── Provided text
Overall, immunotherapy works in fewer than half of patients — but it can bring remissions that last years.

Is this as good as it gets? Probably not. The field is still young, hundreds of clinical trials are underway and basic researchers are trying to find ways to fine-tune the treatments they have already developed, as well as find new ones.

So far, the two main forms of immunotherapy approved by the Food and Drug Administration for cancer are drugs called checkpoint inhibitors and CAR-T cells. Both involve a workhorse of the immune system — T-cells, a type of white blood cell whose job is to kill cells that have turned malignant or become infected with viruses.

But scientists are also trying to open a whole new avenue of immunotherapy, one that focuses not on T-cells, but on another part of the immune system, a white blood cell called a macrophage.

Macrophages gobble up and destroy microbes and other foreign substances, but cancer cells can evade capture by flipping an “off” switch on the macrophage. The malignant cells carry a protein that researchers call a “don’t eat me” signal, which shuts down the macrophages.

In an early phase study, published this month in The New England Journal of Medicine, researchers tested 22 patients with lymphoma that had resisted other treatments. They gave the patients a standard drug combined with an experimental one that blocked the “don’t eat me signal.” (Forty Seven, the maker of the experimental drug, helped pay for the study.)

The cancer shrank in 11 patients, and disappeared completely in eight. Side effects were minor, especially compared to those from other forms of immunotherapy, the study authors said.

They caution that the research is early and needs to be validated. But other researchers are exploring the same approach in different cancers, including multiple myeloma.

“The concept, if it holds true, is really quite profound,” said Dr. Alexander M. Lesokhin, an oncologist at Memorial Sloan Kettering Cancer Center in New York who is doing similar research but was not involved in the recent study. “It could be pretty extraordinary.”

MORE RESEARCH

For one of the patients in the study, the results were pretty extraordinary. Michael Stornetta, 71, has had a disease called follicular lymphoma for about five years, and several different treatments had failed to control it. He entered the study about a year ago at Stanford University, one of 10 centres involved.

“The lab rats, I consider myself one,” he said. “It’s very gratifying to know I’m able to do this and hopefully this drug becomes very successful in treating other types of cancer, including the kind I have. I feel like I’m kind of giving something back to humanity.”

At the start of the trial, 10 to 15 spots lit up on his PET scan, indicating cancer.

Now, he said: “When I look at the new scan, they’re gone, except for one tiny spot, and they don’t think it’s cancerous, maybe just a residue of dead cancer.”

He is still being treated, and will probably continue it for a total of two years.

“I don’t know that I’ll ever be able to say I’m 100 percent cancer free, but I know the results are certainly pointing in that direction. Whether it comes back or not, who knows? I’m gratified to know it’s where it is right now.”
────
── Dataset records
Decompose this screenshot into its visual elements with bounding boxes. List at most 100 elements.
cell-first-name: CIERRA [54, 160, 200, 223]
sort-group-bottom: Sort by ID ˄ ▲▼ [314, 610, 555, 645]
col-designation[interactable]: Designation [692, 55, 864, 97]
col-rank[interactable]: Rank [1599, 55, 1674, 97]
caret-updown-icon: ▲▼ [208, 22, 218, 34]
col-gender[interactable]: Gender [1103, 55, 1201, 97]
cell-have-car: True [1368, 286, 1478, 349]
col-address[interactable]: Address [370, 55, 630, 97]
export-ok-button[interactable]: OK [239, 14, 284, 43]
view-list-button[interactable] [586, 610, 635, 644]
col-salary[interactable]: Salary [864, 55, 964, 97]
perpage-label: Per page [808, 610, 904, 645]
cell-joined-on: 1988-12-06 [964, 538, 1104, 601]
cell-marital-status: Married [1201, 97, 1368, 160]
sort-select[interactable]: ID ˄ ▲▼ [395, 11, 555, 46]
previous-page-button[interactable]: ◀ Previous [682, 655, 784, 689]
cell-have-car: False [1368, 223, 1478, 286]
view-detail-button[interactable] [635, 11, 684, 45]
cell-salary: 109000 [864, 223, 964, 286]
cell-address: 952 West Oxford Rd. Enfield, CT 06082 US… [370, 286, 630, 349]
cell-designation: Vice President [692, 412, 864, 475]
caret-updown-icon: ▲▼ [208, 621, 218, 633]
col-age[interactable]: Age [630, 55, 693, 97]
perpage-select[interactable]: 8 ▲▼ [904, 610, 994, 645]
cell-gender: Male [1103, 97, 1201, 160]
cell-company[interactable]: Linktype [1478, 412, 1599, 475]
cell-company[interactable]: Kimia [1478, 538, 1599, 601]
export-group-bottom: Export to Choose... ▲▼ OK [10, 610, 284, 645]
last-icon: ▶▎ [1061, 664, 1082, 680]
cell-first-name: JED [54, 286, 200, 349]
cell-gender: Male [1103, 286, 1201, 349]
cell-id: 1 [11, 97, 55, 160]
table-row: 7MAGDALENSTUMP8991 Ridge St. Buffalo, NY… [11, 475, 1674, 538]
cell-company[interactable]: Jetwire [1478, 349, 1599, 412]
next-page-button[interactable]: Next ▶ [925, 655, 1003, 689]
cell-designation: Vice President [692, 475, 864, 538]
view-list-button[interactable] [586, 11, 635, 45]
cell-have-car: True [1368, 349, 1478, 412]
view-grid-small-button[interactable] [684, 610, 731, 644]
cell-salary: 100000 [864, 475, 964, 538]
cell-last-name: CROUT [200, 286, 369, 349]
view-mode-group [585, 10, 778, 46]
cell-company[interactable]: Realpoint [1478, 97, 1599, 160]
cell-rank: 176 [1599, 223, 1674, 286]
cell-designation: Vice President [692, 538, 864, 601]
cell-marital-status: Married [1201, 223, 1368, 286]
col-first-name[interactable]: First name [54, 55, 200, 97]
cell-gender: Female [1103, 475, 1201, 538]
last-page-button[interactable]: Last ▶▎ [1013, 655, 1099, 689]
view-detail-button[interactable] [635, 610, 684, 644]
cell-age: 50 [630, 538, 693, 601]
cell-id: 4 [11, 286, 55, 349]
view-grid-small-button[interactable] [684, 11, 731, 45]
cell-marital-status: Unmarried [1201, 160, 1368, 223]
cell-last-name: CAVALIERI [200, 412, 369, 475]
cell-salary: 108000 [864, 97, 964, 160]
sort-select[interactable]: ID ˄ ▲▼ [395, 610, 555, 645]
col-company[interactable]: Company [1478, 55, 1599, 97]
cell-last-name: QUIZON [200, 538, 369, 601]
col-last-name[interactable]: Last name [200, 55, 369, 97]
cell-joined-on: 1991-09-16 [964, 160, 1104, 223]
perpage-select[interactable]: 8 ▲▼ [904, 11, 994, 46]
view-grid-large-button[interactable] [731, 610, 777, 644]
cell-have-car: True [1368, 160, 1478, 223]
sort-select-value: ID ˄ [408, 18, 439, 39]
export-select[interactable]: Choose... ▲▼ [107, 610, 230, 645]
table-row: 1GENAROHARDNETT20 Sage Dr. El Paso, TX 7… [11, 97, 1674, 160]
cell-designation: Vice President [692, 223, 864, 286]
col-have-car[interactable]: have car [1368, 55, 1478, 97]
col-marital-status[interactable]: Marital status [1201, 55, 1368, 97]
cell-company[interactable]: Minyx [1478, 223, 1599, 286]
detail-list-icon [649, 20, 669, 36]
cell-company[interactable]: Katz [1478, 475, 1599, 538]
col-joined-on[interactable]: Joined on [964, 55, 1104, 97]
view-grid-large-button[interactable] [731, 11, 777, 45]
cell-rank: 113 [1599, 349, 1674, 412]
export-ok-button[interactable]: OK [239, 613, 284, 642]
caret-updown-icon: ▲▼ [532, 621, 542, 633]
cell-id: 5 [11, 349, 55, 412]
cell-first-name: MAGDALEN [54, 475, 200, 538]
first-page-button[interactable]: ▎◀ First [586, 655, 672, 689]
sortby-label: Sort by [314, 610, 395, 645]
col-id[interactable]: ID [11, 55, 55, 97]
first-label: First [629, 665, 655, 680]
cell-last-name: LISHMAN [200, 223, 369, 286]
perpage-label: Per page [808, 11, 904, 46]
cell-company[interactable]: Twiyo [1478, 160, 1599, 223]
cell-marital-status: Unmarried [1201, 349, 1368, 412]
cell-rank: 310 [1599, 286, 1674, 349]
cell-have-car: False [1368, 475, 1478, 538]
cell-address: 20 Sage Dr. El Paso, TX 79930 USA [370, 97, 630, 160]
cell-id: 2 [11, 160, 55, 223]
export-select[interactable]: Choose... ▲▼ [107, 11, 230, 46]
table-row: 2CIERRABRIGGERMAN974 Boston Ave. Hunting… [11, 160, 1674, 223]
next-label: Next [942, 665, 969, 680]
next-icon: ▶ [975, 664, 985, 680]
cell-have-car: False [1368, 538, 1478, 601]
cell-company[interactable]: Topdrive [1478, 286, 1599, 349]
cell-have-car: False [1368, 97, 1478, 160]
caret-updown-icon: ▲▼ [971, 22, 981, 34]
────
Tasks for this exercise |
A – Summarize the passage on cancer immunotherapy in two sentences.
B – From the passage on cancer immunotherapy, write out the section that begins at the words "In an early" and stops after "for the study.)", with every word as it stands.

Responses |
A – Besides the approved T-cell immunotherapies, scientists are developing treatments aimed at macrophages, white blood cells that cancer cells shut down with a "don't eat me" signal. In an early study of 22 patients with treatment-resistant lymphoma who received a standard drug plus an experimental one that blocks this signal, the cancer shrank in 11 and disappeared completely in eight, with minor side effects, though the authors caution that the research is early and needs validation.

B –
In an early phase study, published this month in The New England Journal of Medicine, researchers tested 22 patients with lymphoma that had resisted other treatments. They gave the patients a standard drug combined with an experimental one that blocked the “don’t eat me signal.” (Forty Seven, the maker of the experimental drug, helped pay for the study.)